• **Rows from a figure dataset**
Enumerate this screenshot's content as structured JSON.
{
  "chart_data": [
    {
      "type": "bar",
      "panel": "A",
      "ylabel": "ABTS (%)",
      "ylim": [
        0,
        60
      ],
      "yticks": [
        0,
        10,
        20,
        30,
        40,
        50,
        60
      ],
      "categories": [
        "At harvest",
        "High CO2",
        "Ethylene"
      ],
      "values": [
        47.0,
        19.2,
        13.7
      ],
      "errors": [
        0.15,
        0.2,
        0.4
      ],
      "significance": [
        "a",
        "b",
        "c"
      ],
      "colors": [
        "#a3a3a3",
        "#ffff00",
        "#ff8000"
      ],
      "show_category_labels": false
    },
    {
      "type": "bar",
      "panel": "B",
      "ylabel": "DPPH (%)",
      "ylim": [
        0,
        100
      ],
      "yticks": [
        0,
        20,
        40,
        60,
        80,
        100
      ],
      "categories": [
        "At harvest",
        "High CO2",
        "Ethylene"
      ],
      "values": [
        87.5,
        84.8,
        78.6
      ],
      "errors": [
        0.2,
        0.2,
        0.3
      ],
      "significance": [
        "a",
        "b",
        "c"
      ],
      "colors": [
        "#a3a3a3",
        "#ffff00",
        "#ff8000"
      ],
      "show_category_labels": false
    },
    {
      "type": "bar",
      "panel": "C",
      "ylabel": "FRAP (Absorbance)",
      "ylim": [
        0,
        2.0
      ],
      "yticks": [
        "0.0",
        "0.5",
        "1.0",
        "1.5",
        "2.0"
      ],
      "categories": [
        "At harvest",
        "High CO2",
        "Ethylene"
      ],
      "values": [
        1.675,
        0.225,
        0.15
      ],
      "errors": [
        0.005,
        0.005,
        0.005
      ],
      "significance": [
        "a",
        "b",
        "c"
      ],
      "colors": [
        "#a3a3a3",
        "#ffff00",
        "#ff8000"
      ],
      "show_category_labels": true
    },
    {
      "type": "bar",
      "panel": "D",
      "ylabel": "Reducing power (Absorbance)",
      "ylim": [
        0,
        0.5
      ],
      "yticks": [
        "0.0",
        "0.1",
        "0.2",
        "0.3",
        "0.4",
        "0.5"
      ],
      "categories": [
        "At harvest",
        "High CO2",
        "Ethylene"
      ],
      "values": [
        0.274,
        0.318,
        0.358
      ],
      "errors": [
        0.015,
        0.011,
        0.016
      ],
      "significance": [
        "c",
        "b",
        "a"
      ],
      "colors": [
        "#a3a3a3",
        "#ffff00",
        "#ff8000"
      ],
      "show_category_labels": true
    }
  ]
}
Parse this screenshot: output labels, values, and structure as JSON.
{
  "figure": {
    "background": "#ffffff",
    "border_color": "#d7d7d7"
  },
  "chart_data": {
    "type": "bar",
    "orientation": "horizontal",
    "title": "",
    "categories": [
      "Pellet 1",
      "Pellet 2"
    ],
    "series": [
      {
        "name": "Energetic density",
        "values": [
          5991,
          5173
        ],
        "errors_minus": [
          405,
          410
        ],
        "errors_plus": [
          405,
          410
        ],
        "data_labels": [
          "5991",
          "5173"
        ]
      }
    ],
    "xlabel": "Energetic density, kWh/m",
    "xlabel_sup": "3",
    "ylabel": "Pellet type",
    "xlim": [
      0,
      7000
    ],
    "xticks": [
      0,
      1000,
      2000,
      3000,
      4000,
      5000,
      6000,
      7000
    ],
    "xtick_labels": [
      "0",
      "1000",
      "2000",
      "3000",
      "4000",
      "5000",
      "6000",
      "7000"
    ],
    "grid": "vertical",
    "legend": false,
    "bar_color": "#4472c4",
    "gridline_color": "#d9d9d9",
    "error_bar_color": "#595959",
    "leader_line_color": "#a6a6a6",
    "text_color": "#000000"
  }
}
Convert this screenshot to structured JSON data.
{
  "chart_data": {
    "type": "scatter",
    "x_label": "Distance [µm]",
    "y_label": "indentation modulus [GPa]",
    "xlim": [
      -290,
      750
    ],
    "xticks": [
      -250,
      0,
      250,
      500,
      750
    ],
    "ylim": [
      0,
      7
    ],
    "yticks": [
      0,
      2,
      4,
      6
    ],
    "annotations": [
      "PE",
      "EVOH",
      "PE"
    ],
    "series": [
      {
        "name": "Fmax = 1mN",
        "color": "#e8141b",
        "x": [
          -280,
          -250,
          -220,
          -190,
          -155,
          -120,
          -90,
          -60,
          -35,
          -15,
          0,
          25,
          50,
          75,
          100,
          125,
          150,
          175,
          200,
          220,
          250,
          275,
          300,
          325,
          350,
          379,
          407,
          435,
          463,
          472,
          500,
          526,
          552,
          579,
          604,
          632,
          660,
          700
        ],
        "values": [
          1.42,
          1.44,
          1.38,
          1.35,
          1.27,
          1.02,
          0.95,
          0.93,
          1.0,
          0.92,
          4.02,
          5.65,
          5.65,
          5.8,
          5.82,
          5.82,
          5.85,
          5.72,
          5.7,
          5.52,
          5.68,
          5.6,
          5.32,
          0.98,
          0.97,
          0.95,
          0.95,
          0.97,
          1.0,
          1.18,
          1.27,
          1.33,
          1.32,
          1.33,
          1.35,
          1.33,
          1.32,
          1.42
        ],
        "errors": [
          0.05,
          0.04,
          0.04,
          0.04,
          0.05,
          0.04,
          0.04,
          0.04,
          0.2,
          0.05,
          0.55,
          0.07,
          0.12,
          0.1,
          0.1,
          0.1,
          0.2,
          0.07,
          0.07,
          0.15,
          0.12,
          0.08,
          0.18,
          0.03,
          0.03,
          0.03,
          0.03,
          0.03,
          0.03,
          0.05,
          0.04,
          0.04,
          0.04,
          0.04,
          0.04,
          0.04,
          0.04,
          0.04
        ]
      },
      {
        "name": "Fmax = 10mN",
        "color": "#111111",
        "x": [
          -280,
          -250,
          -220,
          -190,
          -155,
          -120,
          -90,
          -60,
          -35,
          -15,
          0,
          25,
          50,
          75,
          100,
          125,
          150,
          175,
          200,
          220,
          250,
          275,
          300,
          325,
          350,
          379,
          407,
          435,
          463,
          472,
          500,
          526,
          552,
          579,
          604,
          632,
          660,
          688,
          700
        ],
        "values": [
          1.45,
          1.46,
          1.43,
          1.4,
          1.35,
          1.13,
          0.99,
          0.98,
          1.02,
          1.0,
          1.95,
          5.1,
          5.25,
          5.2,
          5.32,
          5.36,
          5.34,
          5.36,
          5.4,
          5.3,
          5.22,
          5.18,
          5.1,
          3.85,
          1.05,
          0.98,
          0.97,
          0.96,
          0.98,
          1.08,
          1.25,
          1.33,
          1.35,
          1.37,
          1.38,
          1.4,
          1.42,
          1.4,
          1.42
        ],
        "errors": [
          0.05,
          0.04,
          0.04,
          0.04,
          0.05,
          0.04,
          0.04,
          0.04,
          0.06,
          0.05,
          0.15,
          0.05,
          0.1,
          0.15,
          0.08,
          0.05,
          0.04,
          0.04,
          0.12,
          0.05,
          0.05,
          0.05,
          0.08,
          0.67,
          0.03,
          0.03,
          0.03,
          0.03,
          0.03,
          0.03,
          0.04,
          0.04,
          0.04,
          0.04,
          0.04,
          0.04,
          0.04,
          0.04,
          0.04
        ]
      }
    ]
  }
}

• **WHAT THE TASK REQUIRES**
Pull out each record as written and restate it exactly.

• **RESPONSE TO THE EXERCISE**
Enumerate this screenshot's content as structured JSON.
{
  "chart_data": [
    {
      "type": "bar",
      "panel": "A",
      "ylabel": "ABTS (%)",
      "ylim": [
        0,
        60
      ],
      "yticks": [
        0,
        10,
        20,
        30,
        40,
        50,
        60
      ],
      "categories": [
        "At harvest",
        "High CO2",
        "Ethylene"
      ],
      "values": [
        47.0,
        19.2,
        13.7
      ],
      "errors": [
        0.15,
        0.2,
        0.4
      ],
      "significance": [
        "a",
        "b",
        "c"
      ],
      "colors": [
        "#a3a3a3",
        "#ffff00",
        "#ff8000"
      ],
      "show_category_labels": false
    },
    {
      "type": "bar",
      "panel": "B",
      "ylabel": "DPPH (%)",
      "ylim": [
        0,
        100
      ],
      "yticks": [
        0,
        20,
        40,
        60,
        80,
        100
      ],
      "categories": [
        "At harvest",
        "High CO2",
        "Ethylene"
      ],
      "values": [
        87.5,
        84.8,
        78.6
      ],
      "errors": [
        0.2,
        0.2,
        0.3
      ],
      "significance": [
        "a",
        "b",
        "c"
      ],
      "colors": [
        "#a3a3a3",
        "#ffff00",
        "#ff8000"
      ],
      "show_category_labels": false
    },
    {
      "type": "bar",
      "panel": "C",
      "ylabel": "FRAP (Absorbance)",
      "ylim": [
        0,
        2.0
      ],
      "yticks": [
        "0.0",
        "0.5",
        "1.0",
        "1.5",
        "2.0"
      ],
      "categories": [
        "At harvest",
        "High CO2",
        "Ethylene"
      ],
      "values": [
        1.675,
        0.225,
        0.15
      ],
      "errors": [
        0.005,
        0.005,
        0.005
      ],
      "significance": [
        "a",
        "b",
        "c"
      ],
      "colors": [
        "#a3a3a3",
        "#ffff00",
        "#ff8000"
      ],
      "show_category_labels": true
    },
    {
      "type": "bar",
      "panel": "D",
      "ylabel": "Reducing power (Absorbance)",
      "ylim": [
        0,
        0.5
      ],
      "yticks": [
        "0.0",
        "0.1",
        "0.2",
        "0.3",
        "0.4",
        "0.5"
      ],
      "categories": [
        "At harvest",
        "High CO2",
        "Ethylene"
      ],
      "values": [
        0.274,
        0.318,
        0.358
      ],
      "errors": [
        0.015,
        0.011,
        0.016
      ],
      "significance": [
        "c",
        "b",
        "a"
      ],
      "colors": [
        "#a3a3a3",
        "#ffff00",
        "#ff8000"
      ],
      "show_category_labels": true
    }
  ]
}
Parse this screenshot: output labels, values, and structure as JSON.
{
  "figure": {
    "background": "#ffffff",
    "border_color": "#d7d7d7"
  },
  "chart_data": {
    "type": "bar",
    "orientation": "horizontal",
    "title": "",
    "categories": [
      "Pellet 1",
      "Pellet 2"
    ],
    "series": [
      {
        "name": "Energetic density",
        "values": [
          5991,
          5173
        ],
        "errors_minus": [
          405,
          410
        ],
        "errors_plus": [
          405,
          410
        ],
        "data_labels": [
          "5991",
          "5173"
        ]
      }
    ],
    "xlabel": "Energetic density, kWh/m",
    "xlabel_sup": "3",
    "ylabel": "Pellet type",
    "xlim": [
      0,
      7000
    ],
    "xticks": [
      0,
      1000,
      2000,
      3000,
      4000,
      5000,
      6000,
      7000
    ],
    "xtick_labels": [
      "0",
      "1000",
      "2000",
      "3000",
      "4000",
      "5000",
      "6000",
      "7000"
    ],
    "grid": "vertical",
    "legend": false,
    "bar_color": "#4472c4",
    "gridline_color": "#d9d9d9",
    "error_bar_color": "#595959",
    "leader_line_color": "#a6a6a6",
    "text_color": "#000000"
  }
}
Convert this screenshot to structured JSON data.
{
  "chart_data": {
    "type": "scatter",
    "x_label": "Distance [µm]",
    "y_label": "indentation modulus [GPa]",
    "xlim": [
      -290,
      750
    ],
    "xticks": [
      -250,
      0,
      250,
      500,
      750
    ],
    "ylim": [
      0,
      7
    ],
    "yticks": [
      0,
      2,
      4,
      6
    ],
    "annotations": [
      "PE",
      "EVOH",
      "PE"
    ],
    "series": [
      {
        "name": "Fmax = 1mN",
        "color": "#e8141b",
        "x": [
          -280,
          -250,
          -220,
          -190,
          -155,
          -120,
          -90,
          -60,
          -35,
          -15,
          0,
          25,
          50,
          75,
          100,
          125,
          150,
          175,
          200,
          220,
          250,
          275,
          300,
          325,
          350,
          379,
          407,
          435,
          463,
          472,
          500,
          526,
          552,
          579,
          604,
          632,
          660,
          700
        ],
        "values": [
          1.42,
          1.44,
          1.38,
          1.35,
          1.27,
          1.02,
          0.95,
          0.93,
          1.0,
          0.92,
          4.02,
          5.65,
          5.65,
          5.8,
          5.82,
          5.82,
          5.85,
          5.72,
          5.7,
          5.52,
          5.68,
          5.6,
          5.32,
          0.98,
          0.97,
          0.95,
          0.95,
          0.97,
          1.0,
          1.18,
          1.27,
          1.33,
          1.32,
          1.33,
          1.35,
          1.33,
          1.32,
          1.42
        ],
        "errors": [
          0.05,
          0.04,
          0.04,
          0.04,
          0.05,
          0.04,
          0.04,
          0.04,
          0.2,
          0.05,
          0.55,
          0.07,
          0.12,
          0.1,
          0.1,
          0.1,
          0.2,
          0.07,
          0.07,
          0.15,
          0.12,
          0.08,
          0.18,
          0.03,
          0.03,
          0.03,
          0.03,
          0.03,
          0.03,
          0.05,
          0.04,
          0.04,
          0.04,
          0.04,
          0.04,
          0.04,
          0.04,
          0.04
        ]
      },
      {
        "name": "Fmax = 10mN",
        "color": "#111111",
        "x": [
          -280,
          -250,
          -220,
          -190,
          -155,
          -120,
          -90,
          -60,
          -35,
          -15,
          0,
          25,
          50,
          75,
          100,
          125,
          150,
          175,
          200,
          220,
          250,
          275,
          300,
          325,
          350,
          379,
          407,
          435,
          463,
          472,
          500,
          526,
          552,
          579,
          604,
          632,
          660,
          688,
          700
        ],
        "values": [
          1.45,
          1.46,
          1.43,
          1.4,
          1.35,
          1.13,
          0.99,
          0.98,
          1.02,
          1.0,
          1.95,
          5.1,
          5.25,
          5.2,
          5.32,
          5.36,
          5.34,
          5.36,
          5.4,
          5.3,
          5.22,
          5.18,
          5.1,
          3.85,
          1.05,
          0.98,
          0.97,
          0.96,
          0.98,
          1.08,
          1.25,
          1.33,
          1.35,
          1.37,
          1.38,
          1.4,
          1.42,
          1.4,
          1.42
        ],
        "errors": [
          0.05,
          0.04,
          0.04,
          0.04,
          0.05,
          0.04,
          0.04,
          0.04,
          0.06,
          0.05,
          0.15,
          0.05,
          0.1,
          0.15,
          0.08,
          0.05,
          0.04,
          0.04,
          0.12,
          0.05,
          0.05,
          0.05,
          0.08,
          0.67,
          0.03,
          0.03,
          0.03,
          0.03,
          0.03,
          0.03,
          0.04,
          0.04,
          0.04,
          0.04,
          0.04,
          0.04,
          0.04,
          0.04,
          0.04
        ]
      }
    ]
  }
}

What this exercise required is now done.